It has been a while since I wrote my last blog on API > CLI > Space Exploration. I was sooo exhilarated in passing my first capstone project, and now slowly diving into the world of SQL (Structured Query Language), ORM (Object Relational Mapping), Dynamic ORMs, Rake and Active Record.

Understanding SQL is imperative to managing databases. Now I know how to Create, Read, Update and Delete (CRUD) database inputs. Special thanks to DB Browser for SQLite. After one week of exposure, I feel comfortable with basic SQL queries, aggregate functions, complex joins, grouping and sorting data. ORM is where SQL (the database systems) and Ruby Object-Oriented Programming (OOP) communicate with one another. Ruby does not store or manage this data directly. However, with the amazing Ruby gem sqlite3 and a database connection being fully established, it allows us to CRUD our database inputs with Ruby OOP methods. Persisting more data will result in a more complex application, and ORM design pattern is essential to the implementation effort. I find meta-programming for abstract ORM is highly challenging (and fun!). As a novice programmer, this meta-programming exercise is my first exposure, and a great foundation to fully grasp how Active Record works in the background.

Supplied material
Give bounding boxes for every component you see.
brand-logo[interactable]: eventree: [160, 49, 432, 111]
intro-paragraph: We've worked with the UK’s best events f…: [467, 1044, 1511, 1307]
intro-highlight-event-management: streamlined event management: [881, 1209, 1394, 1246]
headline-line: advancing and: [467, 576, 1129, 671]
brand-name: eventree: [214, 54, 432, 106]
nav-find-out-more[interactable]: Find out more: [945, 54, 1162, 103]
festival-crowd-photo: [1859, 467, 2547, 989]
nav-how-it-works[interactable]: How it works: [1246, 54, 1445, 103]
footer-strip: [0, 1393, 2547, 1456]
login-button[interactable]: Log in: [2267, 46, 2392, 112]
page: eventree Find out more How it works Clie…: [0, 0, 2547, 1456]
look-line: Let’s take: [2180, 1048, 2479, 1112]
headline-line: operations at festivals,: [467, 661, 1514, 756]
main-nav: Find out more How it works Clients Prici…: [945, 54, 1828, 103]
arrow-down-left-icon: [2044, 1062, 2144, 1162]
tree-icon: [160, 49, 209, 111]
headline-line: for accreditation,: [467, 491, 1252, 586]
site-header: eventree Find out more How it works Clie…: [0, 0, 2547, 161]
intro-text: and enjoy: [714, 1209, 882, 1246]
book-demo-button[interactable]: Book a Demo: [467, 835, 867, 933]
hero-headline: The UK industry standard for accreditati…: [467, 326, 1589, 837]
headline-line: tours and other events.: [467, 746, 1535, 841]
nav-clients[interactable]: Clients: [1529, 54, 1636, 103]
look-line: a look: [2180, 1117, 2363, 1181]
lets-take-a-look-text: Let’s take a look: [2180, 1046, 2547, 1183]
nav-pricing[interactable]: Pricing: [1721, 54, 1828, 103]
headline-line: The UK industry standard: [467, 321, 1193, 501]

Given exercise
List every subject that the writer of the blog post says they are now diving into. The records play no part in the work here.

Answer below
SQL (Structured Query Language), ORM (Object Relational Mapping), Dynamic ORMs, Rake, and Active Record.